_Document excerpt_:
Forums » Suggestions

New Economy

Mar 15, 2023 Piment link
INTRODUCTION

There is an opinion among players that TODAY, making credits adds little to no value to the game. In the past month, I have been trading with a handful of players which have been more interested in exchanging their items for other goods rather than to receive compensation in the form of credits.

But the main points that need to be addressed are as follows:

1. Though limited in recent times, there continues to be an almost infinite supply of cheap money (credits) in Vendetta Online, mostly accumulated by veteran players.

2. There is an infinite supply of goods in the form of station commodity shops, drops of game generated hive and NPC ships and convoys.

3. There is an infinite demand for goods in stations, that despite being able to tank, is not determined by an economic model and also contributes to the infinite supply of money.

4. There is a weak relation between earning credits and generating value to the economy.

All these points continue to debase the value of credits, contributing to an ever increasing cost of items and services.

If I still haven’t convinced you, let me give you a practical example:

In a very short time, I accumulated $3 million credits through a relatively easy task (weapons trading). Only a fraction of that could already cover my initial investment to perform such a risky task (flying a Behemoth XC loaded with weapons in Corvus stations) and also pay for an extensive PvP session assuming I’d lose a significant amount of ships and equipment.

With prices being constant in most stations throughout the universe, a new player would assume they hit the motherlode, but when you consider players have hundreds of millions of credits, suddenly that huge amount of credits becomes nothing.

Bounding box annotations
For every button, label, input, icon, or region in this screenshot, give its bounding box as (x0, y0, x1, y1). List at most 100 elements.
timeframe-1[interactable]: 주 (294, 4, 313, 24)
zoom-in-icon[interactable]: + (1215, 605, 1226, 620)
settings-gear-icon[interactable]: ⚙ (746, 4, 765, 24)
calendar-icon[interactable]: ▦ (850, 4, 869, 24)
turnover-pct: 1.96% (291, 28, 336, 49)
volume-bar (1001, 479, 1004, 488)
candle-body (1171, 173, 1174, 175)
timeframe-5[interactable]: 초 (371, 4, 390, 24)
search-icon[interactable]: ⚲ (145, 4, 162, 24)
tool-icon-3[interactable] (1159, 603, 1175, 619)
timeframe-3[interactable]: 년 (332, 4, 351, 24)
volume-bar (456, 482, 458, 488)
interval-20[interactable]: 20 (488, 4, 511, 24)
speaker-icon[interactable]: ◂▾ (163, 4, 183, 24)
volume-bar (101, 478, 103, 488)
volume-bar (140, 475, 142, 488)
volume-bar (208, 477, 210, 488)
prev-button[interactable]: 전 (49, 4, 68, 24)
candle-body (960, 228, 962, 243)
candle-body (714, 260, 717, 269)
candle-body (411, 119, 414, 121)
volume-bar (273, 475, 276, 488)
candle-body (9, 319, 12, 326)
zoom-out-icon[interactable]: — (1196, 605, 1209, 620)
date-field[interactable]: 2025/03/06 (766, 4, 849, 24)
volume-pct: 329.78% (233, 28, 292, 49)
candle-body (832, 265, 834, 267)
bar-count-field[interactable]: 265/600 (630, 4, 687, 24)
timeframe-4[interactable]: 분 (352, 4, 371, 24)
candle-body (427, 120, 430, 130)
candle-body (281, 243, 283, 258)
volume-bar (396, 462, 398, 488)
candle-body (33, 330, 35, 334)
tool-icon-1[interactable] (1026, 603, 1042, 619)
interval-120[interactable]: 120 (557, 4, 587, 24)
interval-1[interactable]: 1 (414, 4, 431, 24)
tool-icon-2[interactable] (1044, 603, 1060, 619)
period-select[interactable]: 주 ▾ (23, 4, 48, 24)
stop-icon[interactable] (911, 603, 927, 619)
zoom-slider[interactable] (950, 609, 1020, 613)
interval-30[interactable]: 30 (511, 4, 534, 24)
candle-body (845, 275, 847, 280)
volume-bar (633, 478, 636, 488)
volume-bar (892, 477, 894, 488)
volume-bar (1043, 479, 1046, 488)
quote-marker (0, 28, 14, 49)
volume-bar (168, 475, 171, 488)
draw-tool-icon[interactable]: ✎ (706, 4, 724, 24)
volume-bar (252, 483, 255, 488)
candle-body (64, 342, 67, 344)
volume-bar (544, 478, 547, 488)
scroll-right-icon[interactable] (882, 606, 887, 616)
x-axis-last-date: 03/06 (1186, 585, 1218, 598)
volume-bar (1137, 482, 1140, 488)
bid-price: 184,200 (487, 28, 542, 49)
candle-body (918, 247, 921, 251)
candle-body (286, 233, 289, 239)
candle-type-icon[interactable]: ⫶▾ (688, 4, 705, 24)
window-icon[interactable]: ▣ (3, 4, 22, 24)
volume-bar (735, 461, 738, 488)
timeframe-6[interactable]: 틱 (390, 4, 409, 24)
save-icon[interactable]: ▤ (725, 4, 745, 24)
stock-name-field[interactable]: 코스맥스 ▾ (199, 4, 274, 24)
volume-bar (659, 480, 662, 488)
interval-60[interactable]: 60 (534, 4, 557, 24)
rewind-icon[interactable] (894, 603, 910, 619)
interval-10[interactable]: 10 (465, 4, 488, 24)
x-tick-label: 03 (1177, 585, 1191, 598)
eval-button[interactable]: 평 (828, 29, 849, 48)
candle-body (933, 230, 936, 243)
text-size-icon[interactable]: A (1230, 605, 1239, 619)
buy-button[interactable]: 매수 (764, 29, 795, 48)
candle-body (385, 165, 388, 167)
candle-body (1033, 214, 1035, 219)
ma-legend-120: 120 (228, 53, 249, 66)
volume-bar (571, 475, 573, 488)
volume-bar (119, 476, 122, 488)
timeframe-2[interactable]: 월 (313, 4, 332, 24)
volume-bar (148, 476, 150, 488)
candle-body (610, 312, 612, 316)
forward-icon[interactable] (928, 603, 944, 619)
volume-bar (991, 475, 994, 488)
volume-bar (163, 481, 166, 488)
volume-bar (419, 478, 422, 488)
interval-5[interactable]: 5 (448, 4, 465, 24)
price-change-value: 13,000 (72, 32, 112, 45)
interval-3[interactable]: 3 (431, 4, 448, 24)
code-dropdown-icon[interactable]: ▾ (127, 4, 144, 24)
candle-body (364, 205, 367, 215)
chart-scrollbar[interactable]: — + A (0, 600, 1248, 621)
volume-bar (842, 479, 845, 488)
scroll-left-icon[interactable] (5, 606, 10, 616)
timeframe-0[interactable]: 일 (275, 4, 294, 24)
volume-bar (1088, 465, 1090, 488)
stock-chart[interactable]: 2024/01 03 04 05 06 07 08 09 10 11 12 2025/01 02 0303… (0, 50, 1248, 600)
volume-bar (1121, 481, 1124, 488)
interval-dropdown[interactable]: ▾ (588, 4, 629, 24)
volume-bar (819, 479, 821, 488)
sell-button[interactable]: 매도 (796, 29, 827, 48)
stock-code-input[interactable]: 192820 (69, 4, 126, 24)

_The task_: Reproduce the Vendetta Online economy forum post word for word, covering everything from "1. Though limited" down to "items and services.".

_The result_:
1. Though limited in recent times, there continues to be an almost infinite supply of cheap money (credits) in Vendetta Online, mostly accumulated by veteran players.

2. There is an infinite supply of goods in the form of station commodity shops, drops of game generated hive and NPC ships and convoys.

3. There is an infinite demand for goods in stations, that despite being able to tank, is not determined by an economic model and also contributes to the infinite supply of money.

4. There is a weak relation between earning credits and generating value to the economy.

All these points continue to debase the value of credits, contributing to an ever increasing cost of items and services.